Among the lines below, count those containing the word "from". Give the number only.
## Begin Extracted entries
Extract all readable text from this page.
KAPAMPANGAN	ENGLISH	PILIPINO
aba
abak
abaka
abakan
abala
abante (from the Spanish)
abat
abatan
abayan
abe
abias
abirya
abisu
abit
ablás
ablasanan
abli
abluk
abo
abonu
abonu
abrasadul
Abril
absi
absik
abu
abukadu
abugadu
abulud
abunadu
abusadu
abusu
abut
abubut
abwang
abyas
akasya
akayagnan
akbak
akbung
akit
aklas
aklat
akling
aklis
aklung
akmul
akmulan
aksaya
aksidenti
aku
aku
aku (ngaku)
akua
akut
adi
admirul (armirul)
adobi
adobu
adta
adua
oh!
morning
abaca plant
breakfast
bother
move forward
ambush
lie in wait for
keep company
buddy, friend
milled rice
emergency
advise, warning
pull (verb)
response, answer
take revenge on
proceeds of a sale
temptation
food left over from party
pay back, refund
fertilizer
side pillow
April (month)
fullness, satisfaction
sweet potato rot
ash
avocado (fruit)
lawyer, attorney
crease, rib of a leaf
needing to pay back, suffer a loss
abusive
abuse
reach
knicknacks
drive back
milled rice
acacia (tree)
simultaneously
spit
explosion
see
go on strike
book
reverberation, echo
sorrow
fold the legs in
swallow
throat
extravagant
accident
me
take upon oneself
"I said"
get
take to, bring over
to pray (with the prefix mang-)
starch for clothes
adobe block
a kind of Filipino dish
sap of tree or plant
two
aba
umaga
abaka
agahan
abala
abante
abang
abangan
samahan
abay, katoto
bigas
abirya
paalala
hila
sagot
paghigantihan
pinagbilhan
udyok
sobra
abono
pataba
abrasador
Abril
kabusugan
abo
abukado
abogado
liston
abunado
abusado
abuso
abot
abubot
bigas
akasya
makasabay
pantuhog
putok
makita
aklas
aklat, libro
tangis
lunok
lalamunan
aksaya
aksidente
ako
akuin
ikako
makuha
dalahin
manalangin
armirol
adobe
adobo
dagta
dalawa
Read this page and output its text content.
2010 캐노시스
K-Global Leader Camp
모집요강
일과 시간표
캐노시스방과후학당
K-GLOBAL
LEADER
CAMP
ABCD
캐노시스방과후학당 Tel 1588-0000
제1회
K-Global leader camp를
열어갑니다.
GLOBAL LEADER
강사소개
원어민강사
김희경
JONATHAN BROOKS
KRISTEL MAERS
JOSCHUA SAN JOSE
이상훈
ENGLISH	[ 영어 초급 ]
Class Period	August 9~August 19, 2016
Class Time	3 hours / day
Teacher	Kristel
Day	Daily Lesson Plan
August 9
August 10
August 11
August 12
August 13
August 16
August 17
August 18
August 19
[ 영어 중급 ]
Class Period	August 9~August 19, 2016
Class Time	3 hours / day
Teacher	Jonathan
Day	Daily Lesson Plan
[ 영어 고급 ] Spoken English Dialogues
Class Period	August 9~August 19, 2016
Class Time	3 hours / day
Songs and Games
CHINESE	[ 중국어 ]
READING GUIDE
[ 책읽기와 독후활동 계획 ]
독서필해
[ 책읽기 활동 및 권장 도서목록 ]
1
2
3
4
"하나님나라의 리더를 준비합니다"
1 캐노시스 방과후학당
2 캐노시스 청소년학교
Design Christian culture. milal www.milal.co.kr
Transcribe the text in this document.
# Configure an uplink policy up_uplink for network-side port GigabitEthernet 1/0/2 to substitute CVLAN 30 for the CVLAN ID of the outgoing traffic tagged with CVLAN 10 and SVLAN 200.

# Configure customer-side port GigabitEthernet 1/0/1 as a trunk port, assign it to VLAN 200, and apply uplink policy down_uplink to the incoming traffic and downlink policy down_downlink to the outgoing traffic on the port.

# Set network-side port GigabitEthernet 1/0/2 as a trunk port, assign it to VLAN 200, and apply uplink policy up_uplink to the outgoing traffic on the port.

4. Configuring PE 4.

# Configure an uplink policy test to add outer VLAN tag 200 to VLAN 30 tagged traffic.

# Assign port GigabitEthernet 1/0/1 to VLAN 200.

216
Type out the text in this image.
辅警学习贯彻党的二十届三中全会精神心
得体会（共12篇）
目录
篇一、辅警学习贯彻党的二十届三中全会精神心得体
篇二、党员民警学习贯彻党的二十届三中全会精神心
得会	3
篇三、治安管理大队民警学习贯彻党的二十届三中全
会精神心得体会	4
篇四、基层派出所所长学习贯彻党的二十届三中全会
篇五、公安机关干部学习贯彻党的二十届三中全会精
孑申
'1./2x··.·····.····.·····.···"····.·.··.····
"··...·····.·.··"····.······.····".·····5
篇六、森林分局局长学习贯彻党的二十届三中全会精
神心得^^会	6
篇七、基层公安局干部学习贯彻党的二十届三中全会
## End Extracted entries
Complete output: 3